Scan the data below for the string "Content". Copy every line where it appears.

• _Data section_:
>> Begin
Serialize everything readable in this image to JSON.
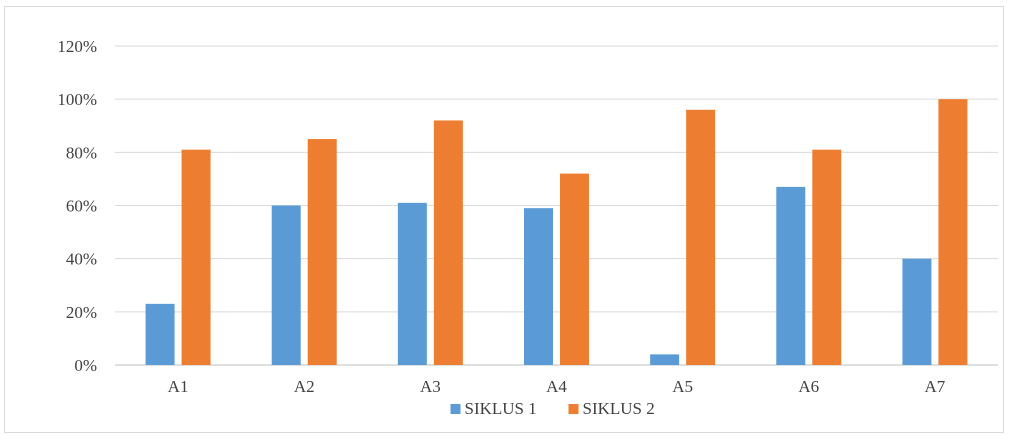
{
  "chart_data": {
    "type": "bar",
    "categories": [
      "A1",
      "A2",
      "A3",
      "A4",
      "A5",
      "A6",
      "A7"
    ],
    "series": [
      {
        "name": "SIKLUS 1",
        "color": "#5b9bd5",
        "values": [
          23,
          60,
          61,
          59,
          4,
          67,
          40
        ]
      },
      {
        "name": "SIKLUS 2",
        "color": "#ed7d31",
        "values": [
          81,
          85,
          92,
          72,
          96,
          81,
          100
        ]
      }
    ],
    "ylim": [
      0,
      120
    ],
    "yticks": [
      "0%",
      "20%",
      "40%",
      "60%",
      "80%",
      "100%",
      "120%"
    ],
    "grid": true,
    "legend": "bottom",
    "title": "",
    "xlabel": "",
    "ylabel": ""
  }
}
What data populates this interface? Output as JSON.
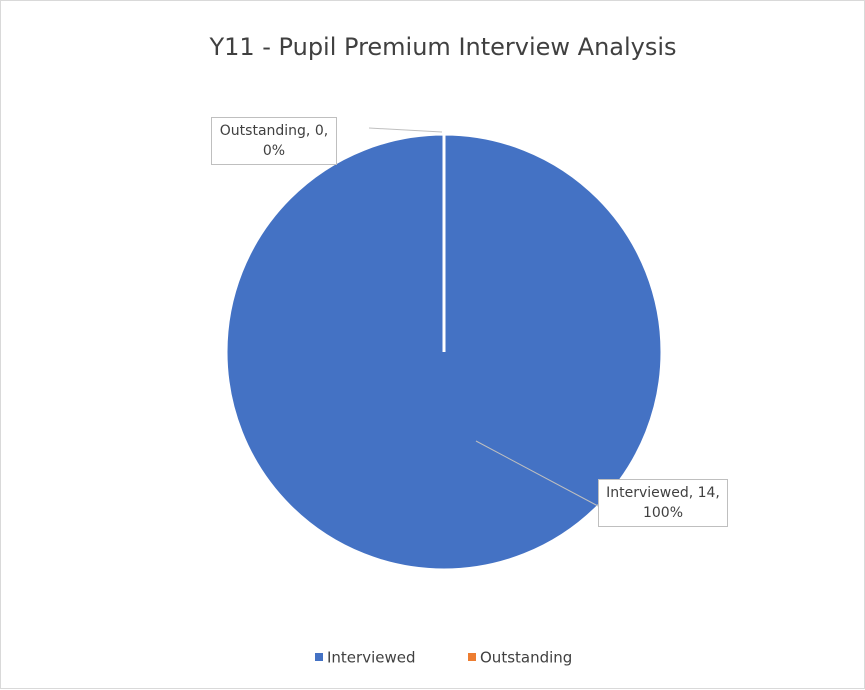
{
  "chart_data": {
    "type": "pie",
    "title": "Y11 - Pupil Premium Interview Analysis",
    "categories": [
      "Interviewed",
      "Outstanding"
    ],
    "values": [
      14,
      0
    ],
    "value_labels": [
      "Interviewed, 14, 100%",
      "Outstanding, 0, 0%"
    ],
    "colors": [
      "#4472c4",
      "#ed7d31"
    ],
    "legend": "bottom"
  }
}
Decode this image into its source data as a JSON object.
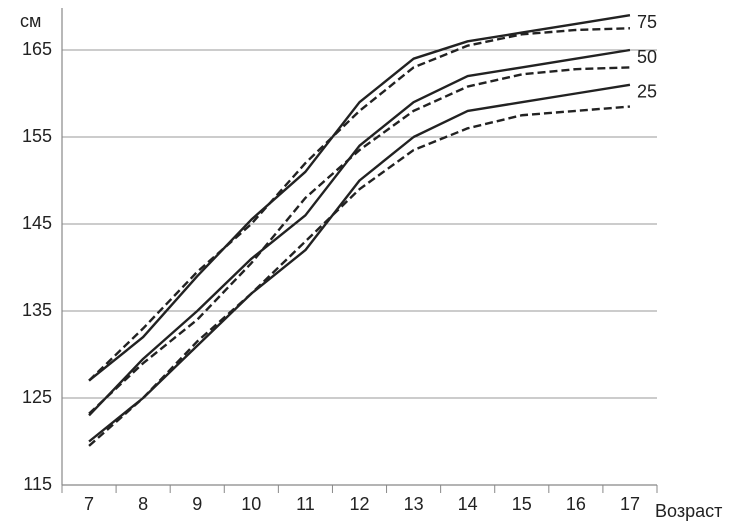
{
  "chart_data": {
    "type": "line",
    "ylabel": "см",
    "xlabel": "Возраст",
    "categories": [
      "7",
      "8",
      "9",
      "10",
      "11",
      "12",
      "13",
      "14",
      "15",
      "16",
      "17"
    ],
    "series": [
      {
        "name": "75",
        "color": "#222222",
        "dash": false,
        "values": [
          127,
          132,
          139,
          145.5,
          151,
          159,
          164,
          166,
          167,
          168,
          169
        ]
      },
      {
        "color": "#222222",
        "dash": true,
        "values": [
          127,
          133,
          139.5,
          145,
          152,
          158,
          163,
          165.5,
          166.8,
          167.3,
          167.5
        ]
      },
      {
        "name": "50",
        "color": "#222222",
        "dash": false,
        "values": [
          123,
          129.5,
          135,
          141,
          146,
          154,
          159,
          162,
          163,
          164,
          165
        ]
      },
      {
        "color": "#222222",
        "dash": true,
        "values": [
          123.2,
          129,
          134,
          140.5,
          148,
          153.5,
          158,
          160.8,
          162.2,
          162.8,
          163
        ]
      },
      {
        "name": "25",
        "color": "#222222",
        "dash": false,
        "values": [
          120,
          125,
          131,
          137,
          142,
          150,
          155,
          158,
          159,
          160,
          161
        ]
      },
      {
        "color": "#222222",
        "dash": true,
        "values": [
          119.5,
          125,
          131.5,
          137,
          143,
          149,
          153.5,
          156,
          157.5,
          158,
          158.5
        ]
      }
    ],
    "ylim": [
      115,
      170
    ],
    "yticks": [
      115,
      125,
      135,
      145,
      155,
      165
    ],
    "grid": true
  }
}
>> End
>> Begin
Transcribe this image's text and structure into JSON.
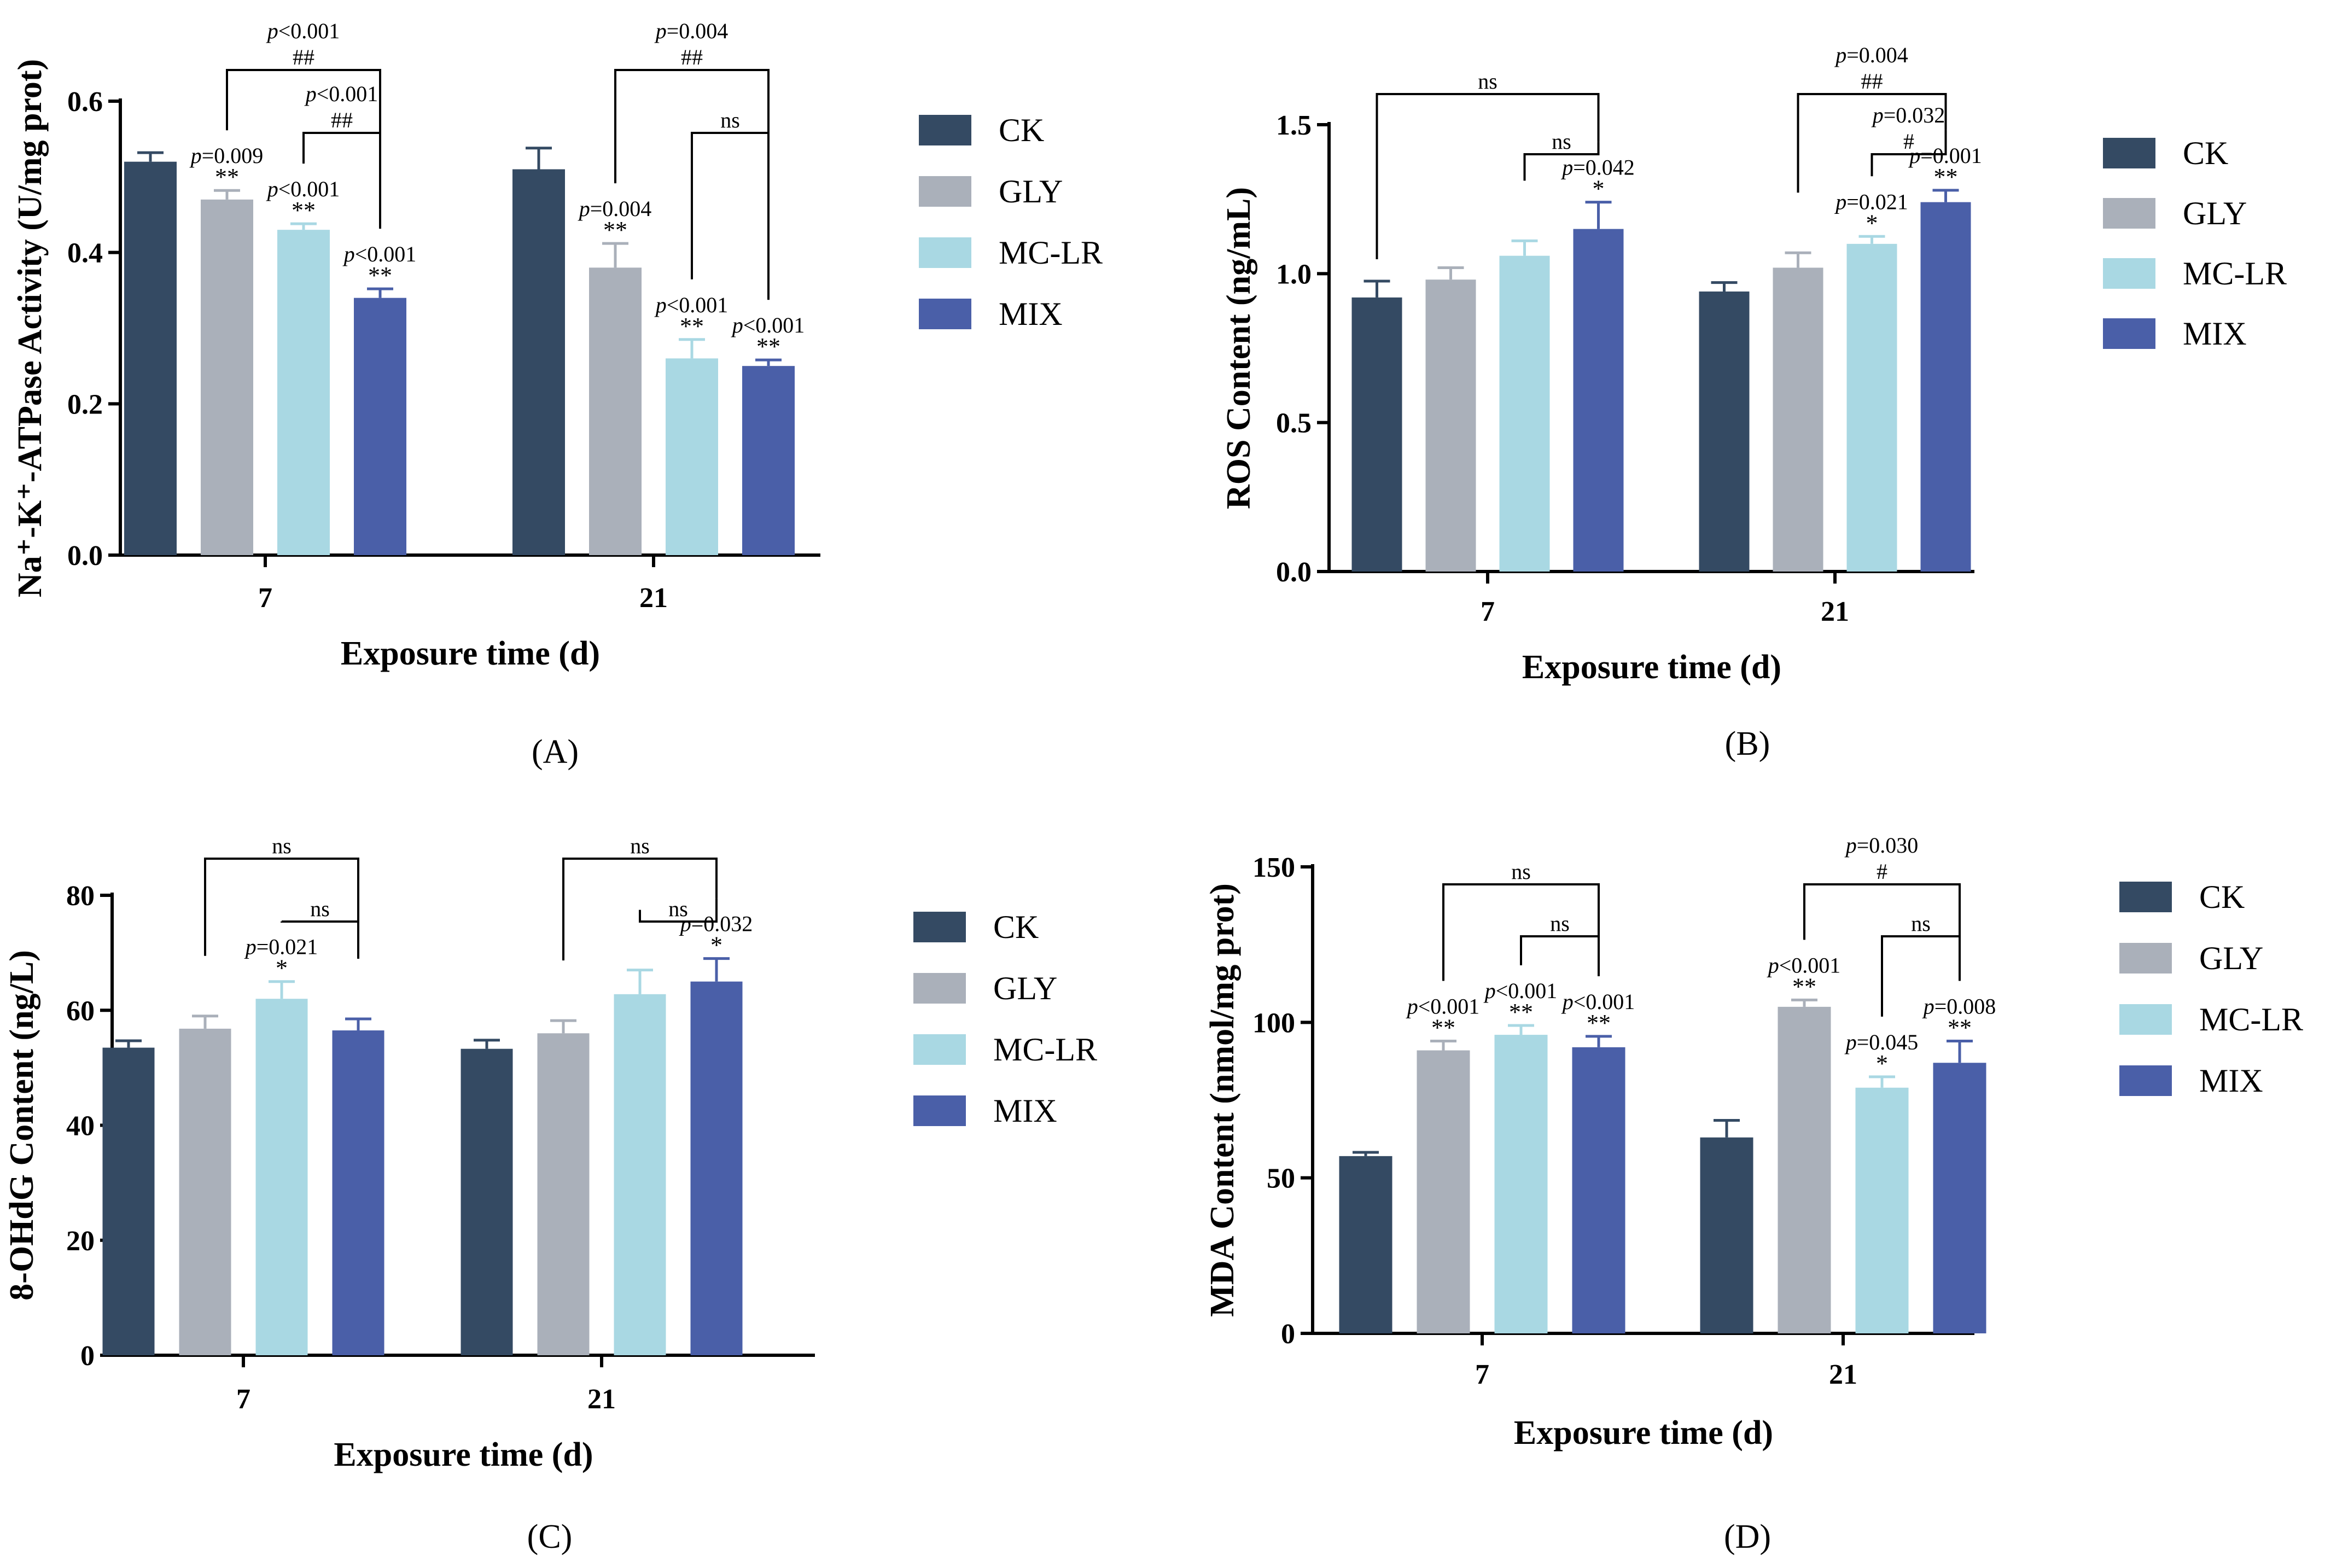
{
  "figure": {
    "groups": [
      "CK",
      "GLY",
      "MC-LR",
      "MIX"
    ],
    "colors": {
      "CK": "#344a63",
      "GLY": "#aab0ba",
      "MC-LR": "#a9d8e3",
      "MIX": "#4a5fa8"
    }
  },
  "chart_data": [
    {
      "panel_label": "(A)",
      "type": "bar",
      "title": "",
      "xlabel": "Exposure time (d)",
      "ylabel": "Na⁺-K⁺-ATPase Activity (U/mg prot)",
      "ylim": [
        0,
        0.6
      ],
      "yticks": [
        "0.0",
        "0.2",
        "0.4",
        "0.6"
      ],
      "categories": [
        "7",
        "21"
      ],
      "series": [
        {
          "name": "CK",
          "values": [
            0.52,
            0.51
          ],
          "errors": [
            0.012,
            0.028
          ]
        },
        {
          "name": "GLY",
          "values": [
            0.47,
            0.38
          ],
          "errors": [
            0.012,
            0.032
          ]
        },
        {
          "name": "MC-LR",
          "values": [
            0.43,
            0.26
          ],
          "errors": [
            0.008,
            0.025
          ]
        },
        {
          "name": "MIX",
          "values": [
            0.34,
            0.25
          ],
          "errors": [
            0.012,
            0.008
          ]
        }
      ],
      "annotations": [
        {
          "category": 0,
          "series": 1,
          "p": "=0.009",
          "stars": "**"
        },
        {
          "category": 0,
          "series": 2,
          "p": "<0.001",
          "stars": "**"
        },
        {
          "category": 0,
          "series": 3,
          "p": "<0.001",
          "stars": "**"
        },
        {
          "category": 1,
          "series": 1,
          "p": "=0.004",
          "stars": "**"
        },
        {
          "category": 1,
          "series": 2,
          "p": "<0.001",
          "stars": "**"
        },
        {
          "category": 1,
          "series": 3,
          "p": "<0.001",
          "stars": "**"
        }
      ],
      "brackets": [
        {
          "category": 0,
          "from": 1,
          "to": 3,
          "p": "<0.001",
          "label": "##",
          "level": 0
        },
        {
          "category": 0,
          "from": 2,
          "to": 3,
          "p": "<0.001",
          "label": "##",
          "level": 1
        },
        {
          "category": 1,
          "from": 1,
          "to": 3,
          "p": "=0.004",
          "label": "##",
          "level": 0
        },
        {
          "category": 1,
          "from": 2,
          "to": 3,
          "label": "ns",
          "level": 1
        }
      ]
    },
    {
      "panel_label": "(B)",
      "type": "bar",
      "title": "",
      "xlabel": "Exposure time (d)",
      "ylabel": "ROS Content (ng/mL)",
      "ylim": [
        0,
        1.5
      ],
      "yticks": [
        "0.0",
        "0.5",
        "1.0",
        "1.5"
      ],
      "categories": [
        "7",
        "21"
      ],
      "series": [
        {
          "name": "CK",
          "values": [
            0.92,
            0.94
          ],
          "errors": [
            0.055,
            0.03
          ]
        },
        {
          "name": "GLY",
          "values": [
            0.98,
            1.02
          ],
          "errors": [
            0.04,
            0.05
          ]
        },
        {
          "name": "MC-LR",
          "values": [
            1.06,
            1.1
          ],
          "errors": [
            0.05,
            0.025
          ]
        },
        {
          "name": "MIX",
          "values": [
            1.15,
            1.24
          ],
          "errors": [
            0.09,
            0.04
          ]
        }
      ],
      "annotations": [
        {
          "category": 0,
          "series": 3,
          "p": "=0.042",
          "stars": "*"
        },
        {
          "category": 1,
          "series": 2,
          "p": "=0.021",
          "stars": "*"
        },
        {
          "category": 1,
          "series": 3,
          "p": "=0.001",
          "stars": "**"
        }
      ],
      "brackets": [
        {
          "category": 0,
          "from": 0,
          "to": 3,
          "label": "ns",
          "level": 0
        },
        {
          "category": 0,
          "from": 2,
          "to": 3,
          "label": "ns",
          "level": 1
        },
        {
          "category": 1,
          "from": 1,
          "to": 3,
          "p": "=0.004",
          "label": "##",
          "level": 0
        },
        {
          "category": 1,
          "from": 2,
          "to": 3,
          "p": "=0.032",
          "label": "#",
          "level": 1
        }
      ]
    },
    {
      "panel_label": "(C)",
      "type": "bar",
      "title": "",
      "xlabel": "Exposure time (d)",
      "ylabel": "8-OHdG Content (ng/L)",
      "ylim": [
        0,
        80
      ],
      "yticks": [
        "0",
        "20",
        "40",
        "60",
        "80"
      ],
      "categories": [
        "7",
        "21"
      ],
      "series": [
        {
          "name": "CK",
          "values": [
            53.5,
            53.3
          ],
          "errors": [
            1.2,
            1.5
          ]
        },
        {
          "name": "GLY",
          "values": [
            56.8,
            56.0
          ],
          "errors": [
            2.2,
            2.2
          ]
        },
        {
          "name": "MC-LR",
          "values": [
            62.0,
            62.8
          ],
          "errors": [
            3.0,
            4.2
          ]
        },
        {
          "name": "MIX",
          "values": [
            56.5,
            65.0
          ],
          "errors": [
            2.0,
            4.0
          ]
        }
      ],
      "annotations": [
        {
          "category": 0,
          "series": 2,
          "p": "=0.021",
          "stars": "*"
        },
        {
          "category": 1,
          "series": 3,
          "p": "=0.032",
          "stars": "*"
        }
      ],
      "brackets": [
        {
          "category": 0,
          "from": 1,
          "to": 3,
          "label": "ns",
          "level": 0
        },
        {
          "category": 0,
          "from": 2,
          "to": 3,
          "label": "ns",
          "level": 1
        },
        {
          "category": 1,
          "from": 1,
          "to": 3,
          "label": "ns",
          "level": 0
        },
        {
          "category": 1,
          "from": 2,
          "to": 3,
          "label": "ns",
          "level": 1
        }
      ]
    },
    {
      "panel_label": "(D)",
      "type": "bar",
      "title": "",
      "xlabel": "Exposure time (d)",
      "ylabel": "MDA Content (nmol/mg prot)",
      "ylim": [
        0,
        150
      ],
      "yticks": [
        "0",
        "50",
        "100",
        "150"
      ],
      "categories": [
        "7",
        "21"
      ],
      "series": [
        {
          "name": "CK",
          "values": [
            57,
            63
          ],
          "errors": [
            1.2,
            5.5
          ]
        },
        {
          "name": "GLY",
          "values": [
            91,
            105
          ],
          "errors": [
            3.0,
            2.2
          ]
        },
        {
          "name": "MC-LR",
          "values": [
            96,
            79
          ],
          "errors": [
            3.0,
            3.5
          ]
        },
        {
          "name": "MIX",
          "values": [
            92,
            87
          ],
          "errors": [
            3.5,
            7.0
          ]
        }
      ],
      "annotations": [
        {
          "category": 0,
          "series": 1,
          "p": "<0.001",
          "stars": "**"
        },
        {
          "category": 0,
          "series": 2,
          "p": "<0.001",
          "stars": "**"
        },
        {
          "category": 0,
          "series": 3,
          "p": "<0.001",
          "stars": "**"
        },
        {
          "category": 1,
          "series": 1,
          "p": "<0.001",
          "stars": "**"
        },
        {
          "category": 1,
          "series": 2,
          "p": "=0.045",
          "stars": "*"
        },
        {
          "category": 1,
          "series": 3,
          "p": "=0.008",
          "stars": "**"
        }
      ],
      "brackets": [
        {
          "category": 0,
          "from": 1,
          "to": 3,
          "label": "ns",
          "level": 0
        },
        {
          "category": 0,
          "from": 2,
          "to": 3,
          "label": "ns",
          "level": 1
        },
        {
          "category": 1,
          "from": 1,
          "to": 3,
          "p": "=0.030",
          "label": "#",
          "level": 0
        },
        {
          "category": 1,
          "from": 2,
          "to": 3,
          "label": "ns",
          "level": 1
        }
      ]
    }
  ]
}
>> End
• _Problem solution_:
      "ylabel": "ROS Content (ng/mL)",
      "ylabel": "8-OHdG Content (ng/L)",
      "ylabel": "MDA Content (nmol/mg prot)",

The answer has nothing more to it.